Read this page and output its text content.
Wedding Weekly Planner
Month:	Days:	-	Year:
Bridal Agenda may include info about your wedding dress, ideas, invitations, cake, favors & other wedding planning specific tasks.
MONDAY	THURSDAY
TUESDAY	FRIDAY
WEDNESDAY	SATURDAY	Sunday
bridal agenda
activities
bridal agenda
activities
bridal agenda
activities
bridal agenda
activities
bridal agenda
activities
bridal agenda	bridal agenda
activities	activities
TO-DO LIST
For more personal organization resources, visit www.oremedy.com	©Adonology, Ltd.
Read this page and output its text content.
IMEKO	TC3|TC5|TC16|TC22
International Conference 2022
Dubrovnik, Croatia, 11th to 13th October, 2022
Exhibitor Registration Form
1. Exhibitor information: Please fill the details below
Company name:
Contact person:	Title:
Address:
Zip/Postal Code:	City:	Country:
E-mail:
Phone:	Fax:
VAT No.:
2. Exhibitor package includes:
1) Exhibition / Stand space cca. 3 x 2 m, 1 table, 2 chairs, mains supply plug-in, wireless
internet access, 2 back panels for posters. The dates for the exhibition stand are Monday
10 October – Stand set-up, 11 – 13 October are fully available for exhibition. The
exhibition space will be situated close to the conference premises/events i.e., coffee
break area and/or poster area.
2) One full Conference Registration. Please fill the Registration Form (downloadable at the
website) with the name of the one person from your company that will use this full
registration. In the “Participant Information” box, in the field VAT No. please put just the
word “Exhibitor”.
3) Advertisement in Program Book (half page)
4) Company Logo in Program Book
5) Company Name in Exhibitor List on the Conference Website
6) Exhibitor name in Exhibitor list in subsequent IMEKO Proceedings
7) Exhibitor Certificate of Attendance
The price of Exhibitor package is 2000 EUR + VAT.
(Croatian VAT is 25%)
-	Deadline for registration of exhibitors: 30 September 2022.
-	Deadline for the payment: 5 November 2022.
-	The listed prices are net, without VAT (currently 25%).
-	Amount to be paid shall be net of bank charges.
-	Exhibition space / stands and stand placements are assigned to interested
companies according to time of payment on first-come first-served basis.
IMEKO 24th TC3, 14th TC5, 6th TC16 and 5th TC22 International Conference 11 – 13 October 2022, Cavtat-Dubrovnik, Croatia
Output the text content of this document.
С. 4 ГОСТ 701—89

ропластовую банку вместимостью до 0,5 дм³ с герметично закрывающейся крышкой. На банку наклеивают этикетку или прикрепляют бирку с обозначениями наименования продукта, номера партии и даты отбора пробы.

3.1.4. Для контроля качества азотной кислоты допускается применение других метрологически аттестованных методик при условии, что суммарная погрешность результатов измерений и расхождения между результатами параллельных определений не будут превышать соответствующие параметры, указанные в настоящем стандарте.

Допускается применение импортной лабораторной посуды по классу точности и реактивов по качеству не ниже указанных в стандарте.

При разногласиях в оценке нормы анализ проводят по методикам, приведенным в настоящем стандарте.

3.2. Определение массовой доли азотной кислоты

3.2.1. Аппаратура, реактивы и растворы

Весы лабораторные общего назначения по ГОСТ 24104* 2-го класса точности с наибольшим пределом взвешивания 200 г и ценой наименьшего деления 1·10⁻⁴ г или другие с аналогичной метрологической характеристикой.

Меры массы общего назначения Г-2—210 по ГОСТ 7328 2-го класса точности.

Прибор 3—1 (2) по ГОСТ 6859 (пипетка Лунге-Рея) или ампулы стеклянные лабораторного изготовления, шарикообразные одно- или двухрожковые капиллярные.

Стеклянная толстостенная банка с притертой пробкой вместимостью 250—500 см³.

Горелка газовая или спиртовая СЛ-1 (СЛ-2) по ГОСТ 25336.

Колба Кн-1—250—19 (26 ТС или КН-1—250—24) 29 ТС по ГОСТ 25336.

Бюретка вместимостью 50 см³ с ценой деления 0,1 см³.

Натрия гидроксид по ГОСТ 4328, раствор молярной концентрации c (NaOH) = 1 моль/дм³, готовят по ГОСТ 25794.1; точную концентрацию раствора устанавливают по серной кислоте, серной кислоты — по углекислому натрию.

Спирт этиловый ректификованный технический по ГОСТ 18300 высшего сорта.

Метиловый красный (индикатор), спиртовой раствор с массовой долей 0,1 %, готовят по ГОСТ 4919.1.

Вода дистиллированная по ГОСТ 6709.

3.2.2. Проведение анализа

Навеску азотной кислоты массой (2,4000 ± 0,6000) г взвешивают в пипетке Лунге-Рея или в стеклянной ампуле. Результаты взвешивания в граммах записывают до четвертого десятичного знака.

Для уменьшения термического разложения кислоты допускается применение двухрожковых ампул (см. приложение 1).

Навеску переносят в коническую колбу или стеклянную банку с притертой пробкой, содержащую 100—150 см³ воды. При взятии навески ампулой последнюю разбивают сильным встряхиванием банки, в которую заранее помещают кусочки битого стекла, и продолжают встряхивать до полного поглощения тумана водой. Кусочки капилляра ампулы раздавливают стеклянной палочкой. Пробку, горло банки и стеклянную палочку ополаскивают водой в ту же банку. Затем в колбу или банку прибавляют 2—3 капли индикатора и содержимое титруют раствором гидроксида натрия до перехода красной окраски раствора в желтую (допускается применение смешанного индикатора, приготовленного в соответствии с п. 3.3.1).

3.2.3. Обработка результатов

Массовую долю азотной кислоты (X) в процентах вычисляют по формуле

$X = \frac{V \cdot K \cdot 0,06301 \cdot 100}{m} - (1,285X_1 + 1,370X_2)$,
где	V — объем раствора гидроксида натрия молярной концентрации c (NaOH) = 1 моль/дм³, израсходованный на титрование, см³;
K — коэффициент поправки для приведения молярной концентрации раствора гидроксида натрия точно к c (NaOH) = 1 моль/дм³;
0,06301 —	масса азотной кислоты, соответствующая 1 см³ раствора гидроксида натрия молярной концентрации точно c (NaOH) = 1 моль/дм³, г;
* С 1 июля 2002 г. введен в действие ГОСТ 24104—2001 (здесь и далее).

◇ ◇ ◇

= Aim of the exercise =
Show every line that contains the word "азотной".

= Written solution =
3.1.4. Для контроля качества азотной кислоты допускается применение других метрологически аттестованных методик при условии, что суммарная погрешность результатов измерений и расхождения между результатами параллельных определений не будут превышать соответствующие параметры, указанные в настоящем стандарте.
3.2. Определение массовой доли азотной кислоты
Навеску азотной кислоты массой (2,4000 ± 0,6000) г взвешивают в пипетке Лунге-Рея или в стеклянной ампуле. Результаты взвешивания в граммах записывают до четвертого десятичного знака.
Массовую долю азотной кислоты (X) в процентах вычисляют по формуле
0,06301 —	масса азотной кислоты, соответствующая 1 см³ раствора гидроксида натрия молярной концентрации точно c (NaOH) = 1 моль/дм³, г;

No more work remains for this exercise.